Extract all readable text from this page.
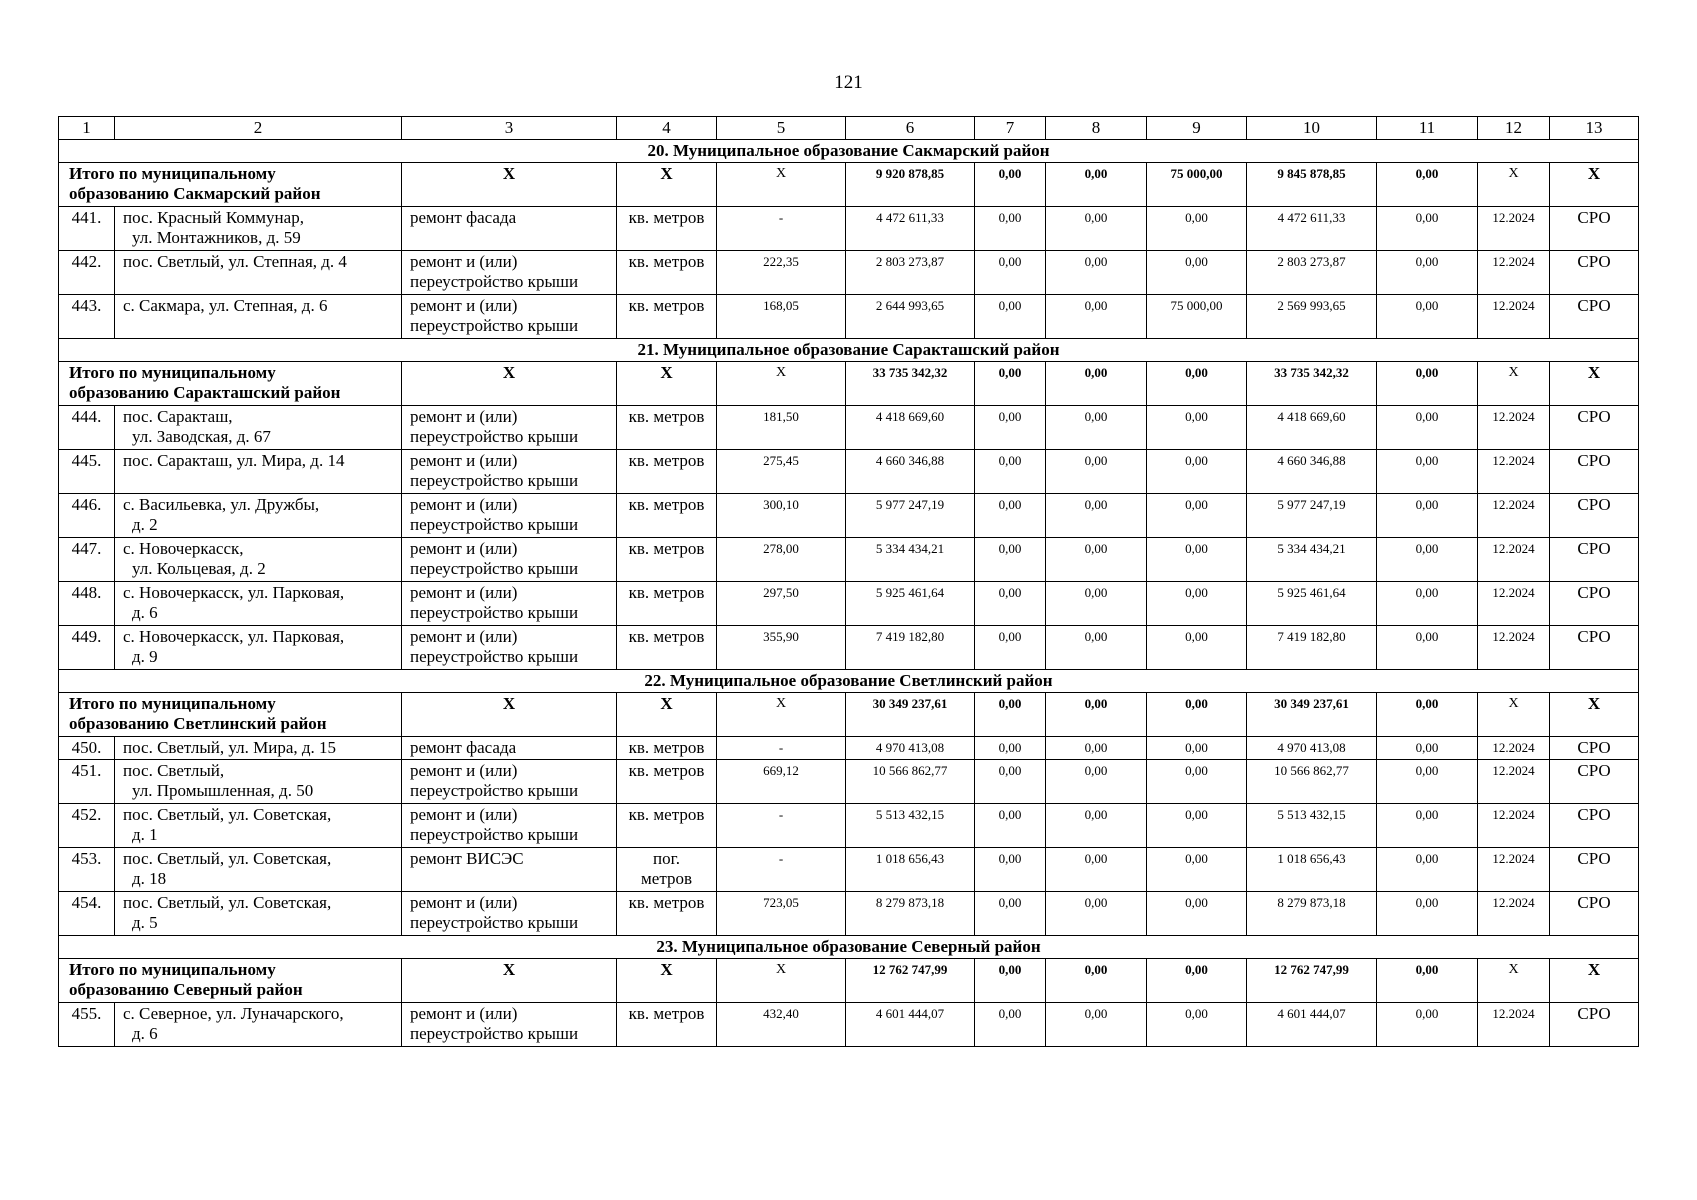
121
1	2	3	4	5	6	7	8	9	10	11	12	13
20. Муниципальное образование Сакмарский район												
Итого по муниципальному
образованию Сакмарский район		X	X	X	9 920 878,85	0,00	0,00	75 000,00	9 845 878,85	0,00	X	X
441.	пос. Красный Коммунар,
ул. Монтажников, д. 59	ремонт фасада	кв. метров	-	4 472 611,33	0,00	0,00	0,00	4 472 611,33	0,00	12.2024	СРО
442.	пос. Светлый, ул. Степная, д. 4	ремонт и (или)
переустройство крыши	кв. метров	222,35	2 803 273,87	0,00	0,00	0,00	2 803 273,87	0,00	12.2024	СРО
443.	с. Сакмара, ул. Степная, д. 6	ремонт и (или)
переустройство крыши	кв. метров	168,05	2 644 993,65	0,00	0,00	75 000,00	2 569 993,65	0,00	12.2024	СРО
21. Муниципальное образование Саракташский район												
Итого по муниципальному
образованию Саракташский район		X	X	X	33 735 342,32	0,00	0,00	0,00	33 735 342,32	0,00	X	X
444.	пос. Саракташ,
ул. Заводская, д. 67	ремонт и (или)
переустройство крыши	кв. метров	181,50	4 418 669,60	0,00	0,00	0,00	4 418 669,60	0,00	12.2024	СРО
445.	пос. Саракташ, ул. Мира, д. 14	ремонт и (или)
переустройство крыши	кв. метров	275,45	4 660 346,88	0,00	0,00	0,00	4 660 346,88	0,00	12.2024	СРО
446.	с. Васильевка, ул. Дружбы,
д. 2	ремонт и (или)
переустройство крыши	кв. метров	300,10	5 977 247,19	0,00	0,00	0,00	5 977 247,19	0,00	12.2024	СРО
447.	с. Новочеркасск,
ул. Кольцевая, д. 2	ремонт и (или)
переустройство крыши	кв. метров	278,00	5 334 434,21	0,00	0,00	0,00	5 334 434,21	0,00	12.2024	СРО
448.	с. Новочеркасск, ул. Парковая,
д. 6	ремонт и (или)
переустройство крыши	кв. метров	297,50	5 925 461,64	0,00	0,00	0,00	5 925 461,64	0,00	12.2024	СРО
449.	с. Новочеркасск, ул. Парковая,
д. 9	ремонт и (или)
переустройство крыши	кв. метров	355,90	7 419 182,80	0,00	0,00	0,00	7 419 182,80	0,00	12.2024	СРО
22. Муниципальное образование Светлинский район												
Итого по муниципальному
образованию Светлинский район		X	X	X	30 349 237,61	0,00	0,00	0,00	30 349 237,61	0,00	X	X
450.	пос. Светлый, ул. Мира, д. 15	ремонт фасада	кв. метров	-	4 970 413,08	0,00	0,00	0,00	4 970 413,08	0,00	12.2024	СРО
451.	пос. Светлый,
ул. Промышленная, д. 50	ремонт и (или)
переустройство крыши	кв. метров	669,12	10 566 862,77	0,00	0,00	0,00	10 566 862,77	0,00	12.2024	СРО
452.	пос. Светлый, ул. Советская,
д. 1	ремонт и (или)
переустройство крыши	кв. метров	-	5 513 432,15	0,00	0,00	0,00	5 513 432,15	0,00	12.2024	СРО
453.	пос. Светлый, ул. Советская,
д. 18	ремонт ВИСЭС	пог.
метров	-	1 018 656,43	0,00	0,00	0,00	1 018 656,43	0,00	12.2024	СРО
454.	пос. Светлый, ул. Советская,
д. 5	ремонт и (или)
переустройство крыши	кв. метров	723,05	8 279 873,18	0,00	0,00	0,00	8 279 873,18	0,00	12.2024	СРО
23. Муниципальное образование Северный район												
Итого по муниципальному
образованию Северный район		X	X	X	12 762 747,99	0,00	0,00	0,00	12 762 747,99	0,00	X	X
455.	с. Северное, ул. Луначарского,
д. 6	ремонт и (или)
переустройство крыши	кв. метров	432,40	4 601 444,07	0,00	0,00	0,00	4 601 444,07	0,00	12.2024	СРО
#####
--- TO BE DONE ---
Write out all the entries again, word for word, and print no images.

--- ANSWER TO THE TASK ---
Extract all readable text from this page.
121
1	2	3	4	5	6	7	8	9	10	11	12	13
20. Муниципальное образование Сакмарский район												
Итого по муниципальному
образованию Сакмарский район		X	X	X	9 920 878,85	0,00	0,00	75 000,00	9 845 878,85	0,00	X	X
441.	пос. Красный Коммунар,
ул. Монтажников, д. 59	ремонт фасада	кв. метров	-	4 472 611,33	0,00	0,00	0,00	4 472 611,33	0,00	12.2024	СРО
442.	пос. Светлый, ул. Степная, д. 4	ремонт и (или)
переустройство крыши	кв. метров	222,35	2 803 273,87	0,00	0,00	0,00	2 803 273,87	0,00	12.2024	СРО
443.	с. Сакмара, ул. Степная, д. 6	ремонт и (или)
переустройство крыши	кв. метров	168,05	2 644 993,65	0,00	0,00	75 000,00	2 569 993,65	0,00	12.2024	СРО
21. Муниципальное образование Саракташский район												
Итого по муниципальному
образованию Саракташский район		X	X	X	33 735 342,32	0,00	0,00	0,00	33 735 342,32	0,00	X	X
444.	пос. Саракташ,
ул. Заводская, д. 67	ремонт и (или)
переустройство крыши	кв. метров	181,50	4 418 669,60	0,00	0,00	0,00	4 418 669,60	0,00	12.2024	СРО
445.	пос. Саракташ, ул. Мира, д. 14	ремонт и (или)
переустройство крыши	кв. метров	275,45	4 660 346,88	0,00	0,00	0,00	4 660 346,88	0,00	12.2024	СРО
446.	с. Васильевка, ул. Дружбы,
д. 2	ремонт и (или)
переустройство крыши	кв. метров	300,10	5 977 247,19	0,00	0,00	0,00	5 977 247,19	0,00	12.2024	СРО
447.	с. Новочеркасск,
ул. Кольцевая, д. 2	ремонт и (или)
переустройство крыши	кв. метров	278,00	5 334 434,21	0,00	0,00	0,00	5 334 434,21	0,00	12.2024	СРО
448.	с. Новочеркасск, ул. Парковая,
д. 6	ремонт и (или)
переустройство крыши	кв. метров	297,50	5 925 461,64	0,00	0,00	0,00	5 925 461,64	0,00	12.2024	СРО
449.	с. Новочеркасск, ул. Парковая,
д. 9	ремонт и (или)
переустройство крыши	кв. метров	355,90	7 419 182,80	0,00	0,00	0,00	7 419 182,80	0,00	12.2024	СРО
22. Муниципальное образование Светлинский район												
Итого по муниципальному
образованию Светлинский район		X	X	X	30 349 237,61	0,00	0,00	0,00	30 349 237,61	0,00	X	X
450.	пос. Светлый, ул. Мира, д. 15	ремонт фасада	кв. метров	-	4 970 413,08	0,00	0,00	0,00	4 970 413,08	0,00	12.2024	СРО
451.	пос. Светлый,
ул. Промышленная, д. 50	ремонт и (или)
переустройство крыши	кв. метров	669,12	10 566 862,77	0,00	0,00	0,00	10 566 862,77	0,00	12.2024	СРО
452.	пос. Светлый, ул. Советская,
д. 1	ремонт и (или)
переустройство крыши	кв. метров	-	5 513 432,15	0,00	0,00	0,00	5 513 432,15	0,00	12.2024	СРО
453.	пос. Светлый, ул. Советская,
д. 18	ремонт ВИСЭС	пог.
метров	-	1 018 656,43	0,00	0,00	0,00	1 018 656,43	0,00	12.2024	СРО
454.	пос. Светлый, ул. Советская,
д. 5	ремонт и (или)
переустройство крыши	кв. метров	723,05	8 279 873,18	0,00	0,00	0,00	8 279 873,18	0,00	12.2024	СРО
23. Муниципальное образование Северный район												
Итого по муниципальному
образованию Северный район		X	X	X	12 762 747,99	0,00	0,00	0,00	12 762 747,99	0,00	X	X
455.	с. Северное, ул. Луначарского,
д. 6	ремонт и (или)
переустройство крыши	кв. метров	432,40	4 601 444,07	0,00	0,00	0,00	4 601 444,07	0,00	12.2024	СРО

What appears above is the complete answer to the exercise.